AIM: Below are some records. Count the lines with "drug" in them and give nothing but the total.

::::

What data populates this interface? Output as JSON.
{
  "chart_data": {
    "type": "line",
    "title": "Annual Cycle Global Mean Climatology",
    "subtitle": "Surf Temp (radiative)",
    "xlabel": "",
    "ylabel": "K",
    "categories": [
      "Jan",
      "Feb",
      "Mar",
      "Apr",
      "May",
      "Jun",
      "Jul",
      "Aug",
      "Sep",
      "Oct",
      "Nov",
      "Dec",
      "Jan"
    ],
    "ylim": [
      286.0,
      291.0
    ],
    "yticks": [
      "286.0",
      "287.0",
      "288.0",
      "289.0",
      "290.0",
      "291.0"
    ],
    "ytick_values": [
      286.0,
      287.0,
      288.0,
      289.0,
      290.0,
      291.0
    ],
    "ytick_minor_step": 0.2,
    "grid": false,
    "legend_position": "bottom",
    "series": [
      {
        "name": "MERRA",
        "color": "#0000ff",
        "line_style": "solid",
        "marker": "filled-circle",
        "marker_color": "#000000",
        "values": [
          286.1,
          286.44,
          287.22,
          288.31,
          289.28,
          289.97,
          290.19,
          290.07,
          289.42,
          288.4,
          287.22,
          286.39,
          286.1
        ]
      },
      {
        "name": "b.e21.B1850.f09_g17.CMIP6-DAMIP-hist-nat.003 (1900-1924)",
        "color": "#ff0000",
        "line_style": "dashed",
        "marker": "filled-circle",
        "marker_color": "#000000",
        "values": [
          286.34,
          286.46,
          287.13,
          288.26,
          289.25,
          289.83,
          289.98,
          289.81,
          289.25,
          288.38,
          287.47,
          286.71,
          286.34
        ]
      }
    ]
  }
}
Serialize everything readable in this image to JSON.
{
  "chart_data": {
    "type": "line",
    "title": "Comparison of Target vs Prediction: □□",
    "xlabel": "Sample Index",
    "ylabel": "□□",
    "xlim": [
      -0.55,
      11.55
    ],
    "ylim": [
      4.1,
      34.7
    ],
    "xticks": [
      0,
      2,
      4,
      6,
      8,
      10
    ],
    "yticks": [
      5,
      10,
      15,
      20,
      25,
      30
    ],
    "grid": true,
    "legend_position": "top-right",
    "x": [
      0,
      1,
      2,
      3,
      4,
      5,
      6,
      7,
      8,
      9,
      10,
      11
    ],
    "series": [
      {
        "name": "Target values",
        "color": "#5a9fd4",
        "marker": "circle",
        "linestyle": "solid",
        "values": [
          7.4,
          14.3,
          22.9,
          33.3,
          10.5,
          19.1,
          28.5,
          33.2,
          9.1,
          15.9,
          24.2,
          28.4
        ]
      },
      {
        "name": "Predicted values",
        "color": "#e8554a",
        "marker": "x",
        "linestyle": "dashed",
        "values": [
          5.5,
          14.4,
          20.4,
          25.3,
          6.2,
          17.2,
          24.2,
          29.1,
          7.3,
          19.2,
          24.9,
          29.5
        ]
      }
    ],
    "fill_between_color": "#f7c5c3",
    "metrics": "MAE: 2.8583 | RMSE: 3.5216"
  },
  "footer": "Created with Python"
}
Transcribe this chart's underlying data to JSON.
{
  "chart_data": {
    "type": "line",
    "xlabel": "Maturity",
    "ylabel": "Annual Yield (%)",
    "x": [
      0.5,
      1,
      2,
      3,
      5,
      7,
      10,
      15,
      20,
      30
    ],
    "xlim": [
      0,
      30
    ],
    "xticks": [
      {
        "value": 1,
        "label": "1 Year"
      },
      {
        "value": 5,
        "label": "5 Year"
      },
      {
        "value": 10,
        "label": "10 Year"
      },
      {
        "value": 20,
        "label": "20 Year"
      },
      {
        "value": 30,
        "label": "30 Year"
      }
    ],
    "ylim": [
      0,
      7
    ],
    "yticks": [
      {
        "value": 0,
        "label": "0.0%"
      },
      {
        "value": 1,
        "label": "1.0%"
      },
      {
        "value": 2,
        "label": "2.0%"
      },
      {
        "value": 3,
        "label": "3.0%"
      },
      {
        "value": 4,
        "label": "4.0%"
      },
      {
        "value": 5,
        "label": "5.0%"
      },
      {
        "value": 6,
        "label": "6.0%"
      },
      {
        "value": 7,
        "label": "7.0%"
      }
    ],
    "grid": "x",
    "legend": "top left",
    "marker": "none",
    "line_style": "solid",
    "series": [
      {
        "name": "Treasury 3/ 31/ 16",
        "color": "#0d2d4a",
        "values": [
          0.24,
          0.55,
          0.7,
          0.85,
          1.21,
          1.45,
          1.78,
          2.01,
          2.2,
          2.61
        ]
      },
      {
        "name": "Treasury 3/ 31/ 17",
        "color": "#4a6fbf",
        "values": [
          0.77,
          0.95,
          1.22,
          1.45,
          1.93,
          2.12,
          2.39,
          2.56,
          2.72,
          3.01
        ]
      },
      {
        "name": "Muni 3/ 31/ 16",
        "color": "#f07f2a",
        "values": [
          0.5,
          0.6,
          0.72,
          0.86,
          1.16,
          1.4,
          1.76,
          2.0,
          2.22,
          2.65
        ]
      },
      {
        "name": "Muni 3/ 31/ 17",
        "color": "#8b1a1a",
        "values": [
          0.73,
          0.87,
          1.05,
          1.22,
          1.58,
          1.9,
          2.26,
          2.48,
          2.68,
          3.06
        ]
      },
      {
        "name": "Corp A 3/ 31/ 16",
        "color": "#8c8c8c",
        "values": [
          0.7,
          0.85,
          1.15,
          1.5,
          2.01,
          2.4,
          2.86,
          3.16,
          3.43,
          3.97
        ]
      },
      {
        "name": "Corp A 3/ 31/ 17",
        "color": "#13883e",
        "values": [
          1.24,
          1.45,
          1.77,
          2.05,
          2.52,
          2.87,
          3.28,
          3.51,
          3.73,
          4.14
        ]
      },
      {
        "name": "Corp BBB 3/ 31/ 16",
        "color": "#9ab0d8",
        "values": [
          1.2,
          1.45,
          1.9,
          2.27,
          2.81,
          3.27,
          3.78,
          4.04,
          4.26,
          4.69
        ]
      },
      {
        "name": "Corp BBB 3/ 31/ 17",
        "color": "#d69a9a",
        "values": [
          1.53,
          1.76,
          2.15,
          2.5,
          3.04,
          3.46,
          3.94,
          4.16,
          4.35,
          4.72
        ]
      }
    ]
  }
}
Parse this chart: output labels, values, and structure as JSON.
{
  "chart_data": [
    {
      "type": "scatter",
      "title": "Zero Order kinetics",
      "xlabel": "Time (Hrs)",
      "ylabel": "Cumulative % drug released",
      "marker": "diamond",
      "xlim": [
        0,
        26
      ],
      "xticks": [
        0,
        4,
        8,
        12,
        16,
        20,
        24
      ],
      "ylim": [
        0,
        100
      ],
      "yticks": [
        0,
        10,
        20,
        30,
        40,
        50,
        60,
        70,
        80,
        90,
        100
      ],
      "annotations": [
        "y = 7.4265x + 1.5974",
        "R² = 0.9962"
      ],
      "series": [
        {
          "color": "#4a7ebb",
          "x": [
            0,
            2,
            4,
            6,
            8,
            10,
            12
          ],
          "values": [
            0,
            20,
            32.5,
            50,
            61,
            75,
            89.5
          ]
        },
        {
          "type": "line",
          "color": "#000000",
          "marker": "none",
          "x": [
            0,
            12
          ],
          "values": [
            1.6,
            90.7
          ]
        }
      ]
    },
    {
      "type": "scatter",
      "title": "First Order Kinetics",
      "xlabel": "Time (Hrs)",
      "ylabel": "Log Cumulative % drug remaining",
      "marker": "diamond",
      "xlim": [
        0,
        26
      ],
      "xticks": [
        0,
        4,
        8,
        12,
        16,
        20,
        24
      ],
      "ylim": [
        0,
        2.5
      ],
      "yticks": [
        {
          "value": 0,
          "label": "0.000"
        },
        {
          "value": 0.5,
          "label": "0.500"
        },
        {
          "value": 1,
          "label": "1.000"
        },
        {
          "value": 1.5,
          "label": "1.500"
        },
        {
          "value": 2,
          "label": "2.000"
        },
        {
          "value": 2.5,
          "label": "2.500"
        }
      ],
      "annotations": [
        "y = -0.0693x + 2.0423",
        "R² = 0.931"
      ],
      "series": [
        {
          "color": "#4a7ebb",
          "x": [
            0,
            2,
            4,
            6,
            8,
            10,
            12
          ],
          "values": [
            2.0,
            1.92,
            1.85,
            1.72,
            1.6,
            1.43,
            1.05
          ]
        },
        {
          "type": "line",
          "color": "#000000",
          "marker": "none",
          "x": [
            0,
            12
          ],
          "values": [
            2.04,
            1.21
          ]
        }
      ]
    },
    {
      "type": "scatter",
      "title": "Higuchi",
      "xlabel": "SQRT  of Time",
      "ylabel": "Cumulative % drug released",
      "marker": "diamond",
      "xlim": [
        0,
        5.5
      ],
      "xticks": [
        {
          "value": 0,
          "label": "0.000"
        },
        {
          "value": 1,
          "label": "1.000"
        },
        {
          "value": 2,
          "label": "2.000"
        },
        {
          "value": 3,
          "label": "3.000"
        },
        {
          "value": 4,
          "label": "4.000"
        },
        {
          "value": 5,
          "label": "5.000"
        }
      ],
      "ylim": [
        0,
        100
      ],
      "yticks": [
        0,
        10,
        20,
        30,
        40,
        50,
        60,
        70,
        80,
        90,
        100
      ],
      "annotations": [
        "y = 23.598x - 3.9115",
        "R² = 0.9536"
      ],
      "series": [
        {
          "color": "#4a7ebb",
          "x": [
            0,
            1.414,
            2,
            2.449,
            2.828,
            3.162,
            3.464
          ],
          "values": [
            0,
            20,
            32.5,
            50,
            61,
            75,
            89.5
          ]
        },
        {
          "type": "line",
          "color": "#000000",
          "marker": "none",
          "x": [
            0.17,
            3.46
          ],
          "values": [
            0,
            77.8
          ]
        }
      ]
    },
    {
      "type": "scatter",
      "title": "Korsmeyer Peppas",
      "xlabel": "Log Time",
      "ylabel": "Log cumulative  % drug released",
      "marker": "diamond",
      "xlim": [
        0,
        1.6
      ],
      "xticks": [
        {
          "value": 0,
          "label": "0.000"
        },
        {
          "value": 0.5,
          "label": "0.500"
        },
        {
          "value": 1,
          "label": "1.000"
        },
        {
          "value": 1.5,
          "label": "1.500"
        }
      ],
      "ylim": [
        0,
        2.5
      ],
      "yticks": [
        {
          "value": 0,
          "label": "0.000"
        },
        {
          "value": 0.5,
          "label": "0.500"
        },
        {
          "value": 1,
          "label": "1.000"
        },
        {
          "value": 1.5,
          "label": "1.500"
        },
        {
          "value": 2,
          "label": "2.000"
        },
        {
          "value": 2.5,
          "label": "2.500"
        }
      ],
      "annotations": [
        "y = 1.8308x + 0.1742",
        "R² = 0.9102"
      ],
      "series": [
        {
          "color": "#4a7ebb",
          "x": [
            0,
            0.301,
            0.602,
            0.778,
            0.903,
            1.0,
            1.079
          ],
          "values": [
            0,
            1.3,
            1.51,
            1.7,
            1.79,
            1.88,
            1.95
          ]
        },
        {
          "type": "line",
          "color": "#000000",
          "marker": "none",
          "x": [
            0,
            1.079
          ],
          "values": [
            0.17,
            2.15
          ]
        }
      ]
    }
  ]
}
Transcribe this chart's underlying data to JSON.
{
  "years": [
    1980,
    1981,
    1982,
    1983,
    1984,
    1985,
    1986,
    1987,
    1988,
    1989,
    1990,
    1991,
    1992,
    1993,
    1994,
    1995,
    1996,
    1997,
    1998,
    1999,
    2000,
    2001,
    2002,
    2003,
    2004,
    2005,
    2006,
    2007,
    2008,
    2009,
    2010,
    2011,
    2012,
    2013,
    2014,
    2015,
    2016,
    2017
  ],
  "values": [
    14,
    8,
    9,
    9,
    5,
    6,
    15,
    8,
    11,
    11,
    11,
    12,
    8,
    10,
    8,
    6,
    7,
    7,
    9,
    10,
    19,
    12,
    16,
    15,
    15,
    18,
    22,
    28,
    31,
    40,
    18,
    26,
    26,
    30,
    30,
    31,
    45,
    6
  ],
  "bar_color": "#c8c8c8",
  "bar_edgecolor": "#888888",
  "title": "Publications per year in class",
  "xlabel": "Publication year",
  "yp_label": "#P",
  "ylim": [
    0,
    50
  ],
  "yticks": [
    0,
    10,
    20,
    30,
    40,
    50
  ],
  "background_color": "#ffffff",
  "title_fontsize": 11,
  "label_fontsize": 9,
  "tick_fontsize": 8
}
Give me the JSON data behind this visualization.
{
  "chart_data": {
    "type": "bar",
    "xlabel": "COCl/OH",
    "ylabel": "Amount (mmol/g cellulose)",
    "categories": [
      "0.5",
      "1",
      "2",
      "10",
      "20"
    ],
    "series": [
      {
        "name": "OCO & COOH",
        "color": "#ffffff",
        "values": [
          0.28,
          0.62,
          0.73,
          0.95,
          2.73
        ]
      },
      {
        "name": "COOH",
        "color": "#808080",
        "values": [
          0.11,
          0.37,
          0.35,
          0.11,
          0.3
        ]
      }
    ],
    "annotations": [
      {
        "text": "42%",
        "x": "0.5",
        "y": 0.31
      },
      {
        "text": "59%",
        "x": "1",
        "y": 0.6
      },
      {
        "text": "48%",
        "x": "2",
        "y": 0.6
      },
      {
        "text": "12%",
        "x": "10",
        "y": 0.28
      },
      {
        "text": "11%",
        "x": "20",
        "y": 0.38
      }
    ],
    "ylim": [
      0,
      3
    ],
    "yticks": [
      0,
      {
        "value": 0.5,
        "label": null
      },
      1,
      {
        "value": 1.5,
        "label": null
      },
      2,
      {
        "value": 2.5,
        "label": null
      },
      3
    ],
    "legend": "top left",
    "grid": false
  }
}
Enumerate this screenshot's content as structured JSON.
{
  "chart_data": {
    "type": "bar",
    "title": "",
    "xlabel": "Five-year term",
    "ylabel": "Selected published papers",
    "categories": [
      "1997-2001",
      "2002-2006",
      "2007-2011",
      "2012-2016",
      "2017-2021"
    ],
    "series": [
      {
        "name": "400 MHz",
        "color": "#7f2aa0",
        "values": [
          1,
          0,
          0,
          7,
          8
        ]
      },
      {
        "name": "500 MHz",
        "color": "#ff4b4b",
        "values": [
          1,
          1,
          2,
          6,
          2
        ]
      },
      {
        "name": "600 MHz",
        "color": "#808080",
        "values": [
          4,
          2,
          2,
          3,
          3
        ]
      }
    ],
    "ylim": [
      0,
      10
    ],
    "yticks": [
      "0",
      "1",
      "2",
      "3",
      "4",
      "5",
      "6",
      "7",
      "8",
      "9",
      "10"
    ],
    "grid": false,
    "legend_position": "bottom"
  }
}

::::

REPLY TO THE TASK: 4